■ Objective
Could you copy every line from the material below in which "xlabel" appears?

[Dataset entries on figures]
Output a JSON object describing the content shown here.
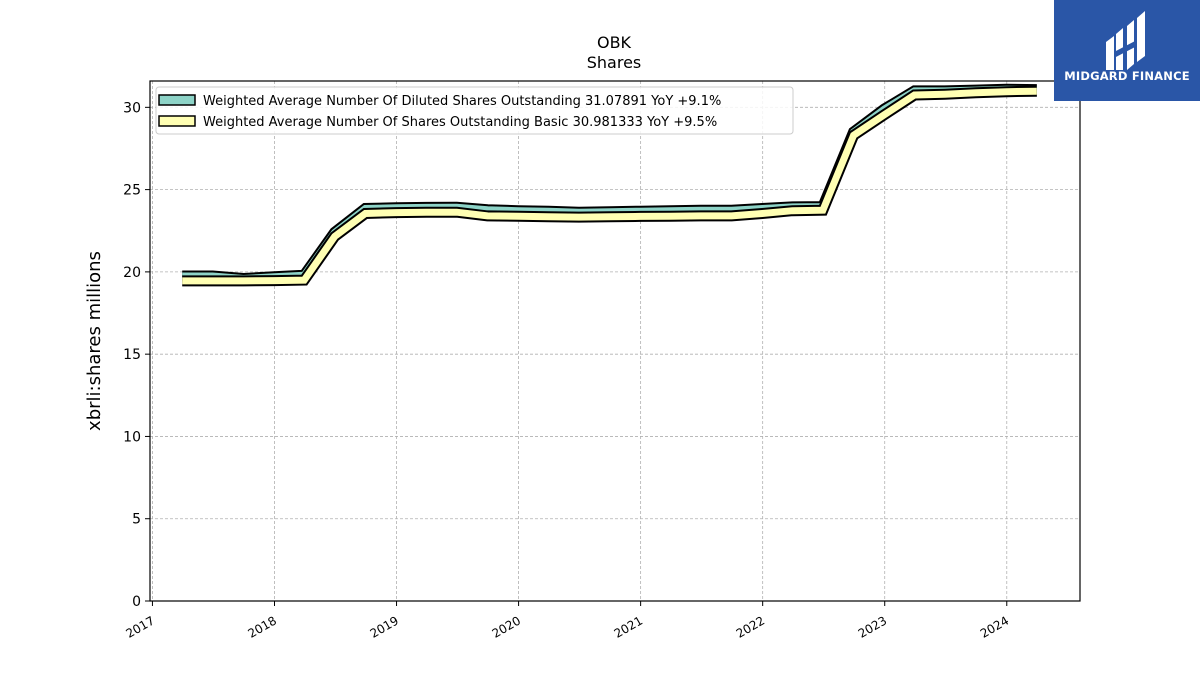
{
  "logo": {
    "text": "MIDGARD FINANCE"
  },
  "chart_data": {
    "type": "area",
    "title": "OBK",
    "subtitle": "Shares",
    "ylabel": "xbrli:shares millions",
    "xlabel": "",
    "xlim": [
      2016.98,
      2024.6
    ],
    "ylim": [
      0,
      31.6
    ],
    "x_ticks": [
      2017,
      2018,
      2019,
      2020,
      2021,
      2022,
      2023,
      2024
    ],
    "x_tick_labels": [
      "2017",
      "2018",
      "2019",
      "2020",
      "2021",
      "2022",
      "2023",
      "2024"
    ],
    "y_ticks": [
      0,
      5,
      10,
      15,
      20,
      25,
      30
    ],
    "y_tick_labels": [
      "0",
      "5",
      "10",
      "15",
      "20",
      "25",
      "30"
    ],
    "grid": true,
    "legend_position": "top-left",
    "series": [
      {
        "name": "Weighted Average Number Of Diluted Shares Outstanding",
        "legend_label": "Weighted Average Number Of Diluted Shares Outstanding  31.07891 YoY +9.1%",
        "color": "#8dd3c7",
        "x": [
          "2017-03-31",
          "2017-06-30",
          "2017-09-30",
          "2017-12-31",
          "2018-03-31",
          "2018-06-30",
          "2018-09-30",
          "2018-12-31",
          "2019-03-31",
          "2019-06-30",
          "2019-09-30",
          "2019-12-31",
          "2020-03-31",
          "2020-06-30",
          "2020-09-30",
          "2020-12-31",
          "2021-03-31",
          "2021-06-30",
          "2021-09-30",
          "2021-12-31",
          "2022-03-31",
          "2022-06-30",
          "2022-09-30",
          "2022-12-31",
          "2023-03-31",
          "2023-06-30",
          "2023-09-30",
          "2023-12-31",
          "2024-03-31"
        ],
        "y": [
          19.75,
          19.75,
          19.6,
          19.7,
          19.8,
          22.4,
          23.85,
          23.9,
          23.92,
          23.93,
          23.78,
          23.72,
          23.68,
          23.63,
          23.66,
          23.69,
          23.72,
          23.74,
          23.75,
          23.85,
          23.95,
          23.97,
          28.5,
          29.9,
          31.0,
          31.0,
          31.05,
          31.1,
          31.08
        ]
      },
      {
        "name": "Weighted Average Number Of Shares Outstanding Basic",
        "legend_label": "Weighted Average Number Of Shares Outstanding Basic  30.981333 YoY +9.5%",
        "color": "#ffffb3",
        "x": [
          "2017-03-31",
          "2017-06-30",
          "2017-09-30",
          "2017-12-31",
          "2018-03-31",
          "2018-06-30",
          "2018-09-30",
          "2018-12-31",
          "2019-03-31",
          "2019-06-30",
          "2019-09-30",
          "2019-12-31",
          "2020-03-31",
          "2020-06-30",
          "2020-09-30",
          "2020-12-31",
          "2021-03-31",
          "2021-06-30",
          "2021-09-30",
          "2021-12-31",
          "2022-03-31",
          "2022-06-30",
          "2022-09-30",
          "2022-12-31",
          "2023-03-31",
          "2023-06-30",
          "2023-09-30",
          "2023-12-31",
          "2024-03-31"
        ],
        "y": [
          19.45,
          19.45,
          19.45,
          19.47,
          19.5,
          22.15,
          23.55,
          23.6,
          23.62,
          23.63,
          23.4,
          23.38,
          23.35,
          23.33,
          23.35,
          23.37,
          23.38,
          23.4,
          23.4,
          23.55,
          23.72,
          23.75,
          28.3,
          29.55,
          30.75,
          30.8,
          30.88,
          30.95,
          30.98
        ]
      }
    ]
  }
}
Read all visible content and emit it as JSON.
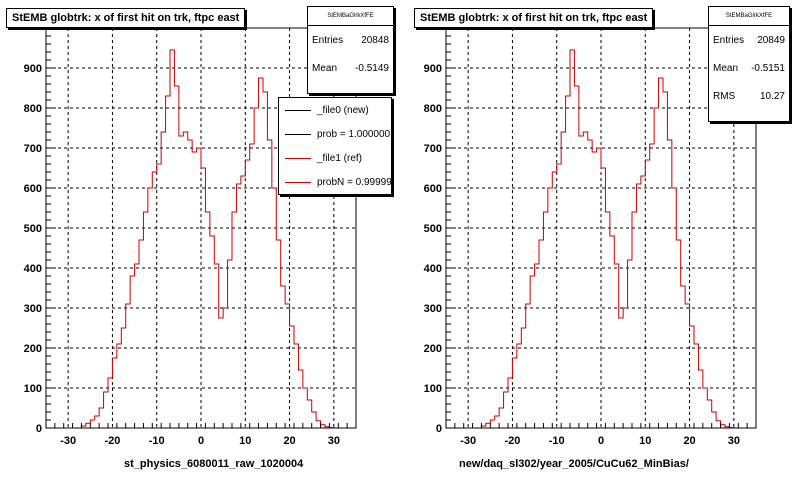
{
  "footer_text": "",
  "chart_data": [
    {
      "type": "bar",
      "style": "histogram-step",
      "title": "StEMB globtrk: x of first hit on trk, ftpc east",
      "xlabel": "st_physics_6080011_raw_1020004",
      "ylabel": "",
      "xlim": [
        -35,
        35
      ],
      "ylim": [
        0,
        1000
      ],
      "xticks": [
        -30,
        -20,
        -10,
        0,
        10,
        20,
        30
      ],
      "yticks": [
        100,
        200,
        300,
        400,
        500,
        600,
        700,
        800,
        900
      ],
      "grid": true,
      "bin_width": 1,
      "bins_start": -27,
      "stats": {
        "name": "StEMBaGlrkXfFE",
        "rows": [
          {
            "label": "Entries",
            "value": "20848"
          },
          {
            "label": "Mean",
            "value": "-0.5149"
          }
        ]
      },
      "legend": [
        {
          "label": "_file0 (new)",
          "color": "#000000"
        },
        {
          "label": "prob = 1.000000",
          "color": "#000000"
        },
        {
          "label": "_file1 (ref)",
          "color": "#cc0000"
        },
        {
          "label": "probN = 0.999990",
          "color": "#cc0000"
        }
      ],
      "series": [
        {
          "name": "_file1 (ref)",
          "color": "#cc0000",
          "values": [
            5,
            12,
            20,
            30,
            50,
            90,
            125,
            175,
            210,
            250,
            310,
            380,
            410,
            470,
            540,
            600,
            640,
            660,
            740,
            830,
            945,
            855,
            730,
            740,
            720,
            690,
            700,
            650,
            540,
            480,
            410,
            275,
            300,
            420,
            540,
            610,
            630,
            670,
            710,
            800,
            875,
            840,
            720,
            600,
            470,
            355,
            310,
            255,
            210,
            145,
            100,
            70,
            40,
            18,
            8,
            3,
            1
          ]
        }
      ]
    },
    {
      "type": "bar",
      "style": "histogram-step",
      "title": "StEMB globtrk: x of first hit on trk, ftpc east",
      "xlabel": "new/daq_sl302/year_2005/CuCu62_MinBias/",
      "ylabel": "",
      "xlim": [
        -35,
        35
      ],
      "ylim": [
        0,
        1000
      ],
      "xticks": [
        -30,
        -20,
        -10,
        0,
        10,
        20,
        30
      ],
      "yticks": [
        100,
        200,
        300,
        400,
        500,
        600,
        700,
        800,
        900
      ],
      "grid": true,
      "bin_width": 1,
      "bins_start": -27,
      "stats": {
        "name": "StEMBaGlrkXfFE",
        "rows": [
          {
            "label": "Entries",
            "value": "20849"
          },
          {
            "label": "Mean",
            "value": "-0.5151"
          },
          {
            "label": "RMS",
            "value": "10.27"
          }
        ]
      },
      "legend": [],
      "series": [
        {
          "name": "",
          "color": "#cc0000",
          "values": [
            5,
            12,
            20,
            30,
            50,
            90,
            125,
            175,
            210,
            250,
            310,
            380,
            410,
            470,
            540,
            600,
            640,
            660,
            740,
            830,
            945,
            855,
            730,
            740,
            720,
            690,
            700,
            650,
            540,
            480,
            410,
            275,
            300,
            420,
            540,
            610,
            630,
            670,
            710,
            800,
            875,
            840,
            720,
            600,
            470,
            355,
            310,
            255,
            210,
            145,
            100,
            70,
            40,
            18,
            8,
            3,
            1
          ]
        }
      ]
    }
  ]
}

==

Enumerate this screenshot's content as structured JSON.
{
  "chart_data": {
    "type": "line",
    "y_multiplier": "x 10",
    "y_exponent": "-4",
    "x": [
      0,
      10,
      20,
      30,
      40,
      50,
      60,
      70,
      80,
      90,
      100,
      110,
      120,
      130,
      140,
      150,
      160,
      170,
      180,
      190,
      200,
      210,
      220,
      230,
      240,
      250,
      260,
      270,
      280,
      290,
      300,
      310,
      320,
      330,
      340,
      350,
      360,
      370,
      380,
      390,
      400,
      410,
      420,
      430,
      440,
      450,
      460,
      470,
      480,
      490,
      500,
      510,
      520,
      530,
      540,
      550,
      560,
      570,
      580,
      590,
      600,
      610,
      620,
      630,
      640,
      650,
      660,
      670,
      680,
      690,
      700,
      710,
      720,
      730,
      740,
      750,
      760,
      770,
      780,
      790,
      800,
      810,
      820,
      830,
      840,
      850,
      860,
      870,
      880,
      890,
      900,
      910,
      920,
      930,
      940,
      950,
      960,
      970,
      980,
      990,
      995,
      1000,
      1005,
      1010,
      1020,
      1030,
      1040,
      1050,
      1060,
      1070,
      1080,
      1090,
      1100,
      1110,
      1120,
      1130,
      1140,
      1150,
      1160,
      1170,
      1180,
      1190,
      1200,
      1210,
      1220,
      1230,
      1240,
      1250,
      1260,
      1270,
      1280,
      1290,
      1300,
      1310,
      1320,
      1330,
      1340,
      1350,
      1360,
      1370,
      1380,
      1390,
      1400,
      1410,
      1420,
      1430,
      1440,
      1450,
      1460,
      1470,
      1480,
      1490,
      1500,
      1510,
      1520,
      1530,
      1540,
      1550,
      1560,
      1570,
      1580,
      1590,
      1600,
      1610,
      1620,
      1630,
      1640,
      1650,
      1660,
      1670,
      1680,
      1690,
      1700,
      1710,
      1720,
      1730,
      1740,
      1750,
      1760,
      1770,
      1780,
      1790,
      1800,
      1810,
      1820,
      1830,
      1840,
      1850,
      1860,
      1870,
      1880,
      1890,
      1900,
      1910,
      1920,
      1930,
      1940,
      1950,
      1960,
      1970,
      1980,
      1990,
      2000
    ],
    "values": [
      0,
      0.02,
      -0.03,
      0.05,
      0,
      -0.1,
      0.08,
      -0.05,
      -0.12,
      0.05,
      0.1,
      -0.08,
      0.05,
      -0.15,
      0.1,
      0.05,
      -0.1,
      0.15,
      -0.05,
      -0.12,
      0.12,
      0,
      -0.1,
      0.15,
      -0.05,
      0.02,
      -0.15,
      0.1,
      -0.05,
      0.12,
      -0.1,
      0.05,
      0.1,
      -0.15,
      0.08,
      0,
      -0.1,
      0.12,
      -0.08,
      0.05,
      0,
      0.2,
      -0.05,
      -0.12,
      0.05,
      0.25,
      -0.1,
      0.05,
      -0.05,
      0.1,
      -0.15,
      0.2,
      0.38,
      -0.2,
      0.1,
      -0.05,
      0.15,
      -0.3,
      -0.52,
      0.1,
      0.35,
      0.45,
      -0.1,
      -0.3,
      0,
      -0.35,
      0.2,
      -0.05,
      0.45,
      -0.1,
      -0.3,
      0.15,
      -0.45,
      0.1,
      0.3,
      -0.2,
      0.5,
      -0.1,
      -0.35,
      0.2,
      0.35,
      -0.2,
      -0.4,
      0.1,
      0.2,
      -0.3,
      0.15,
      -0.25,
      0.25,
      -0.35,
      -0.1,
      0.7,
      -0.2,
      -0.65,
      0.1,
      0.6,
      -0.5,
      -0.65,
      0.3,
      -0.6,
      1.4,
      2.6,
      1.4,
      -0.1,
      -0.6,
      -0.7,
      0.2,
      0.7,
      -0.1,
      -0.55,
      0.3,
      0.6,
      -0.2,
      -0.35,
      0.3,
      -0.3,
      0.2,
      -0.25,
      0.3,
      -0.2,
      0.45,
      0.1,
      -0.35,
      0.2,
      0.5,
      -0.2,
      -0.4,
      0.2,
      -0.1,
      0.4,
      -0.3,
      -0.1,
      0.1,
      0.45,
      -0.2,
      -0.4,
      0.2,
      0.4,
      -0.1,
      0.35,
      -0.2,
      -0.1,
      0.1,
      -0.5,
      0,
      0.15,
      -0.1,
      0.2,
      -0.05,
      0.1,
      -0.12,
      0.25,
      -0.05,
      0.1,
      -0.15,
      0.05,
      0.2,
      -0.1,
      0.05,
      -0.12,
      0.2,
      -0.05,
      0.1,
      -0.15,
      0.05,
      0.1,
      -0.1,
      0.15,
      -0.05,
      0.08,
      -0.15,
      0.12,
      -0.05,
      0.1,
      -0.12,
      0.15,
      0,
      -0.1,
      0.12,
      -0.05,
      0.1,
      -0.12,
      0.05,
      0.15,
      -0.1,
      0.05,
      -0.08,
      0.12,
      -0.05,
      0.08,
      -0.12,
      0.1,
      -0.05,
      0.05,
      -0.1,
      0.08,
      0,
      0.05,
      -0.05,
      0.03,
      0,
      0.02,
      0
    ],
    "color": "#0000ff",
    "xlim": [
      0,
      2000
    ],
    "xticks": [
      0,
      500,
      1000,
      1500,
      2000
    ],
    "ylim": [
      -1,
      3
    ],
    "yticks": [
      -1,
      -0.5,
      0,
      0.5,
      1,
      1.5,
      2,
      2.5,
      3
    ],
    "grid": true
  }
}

■ Full output
    "xlabel": "",
      "xlabel": "st_physics_6080011_raw_1020004",
      "xlabel": "new/daq_sl302/year_2005/CuCu62_MinBias/",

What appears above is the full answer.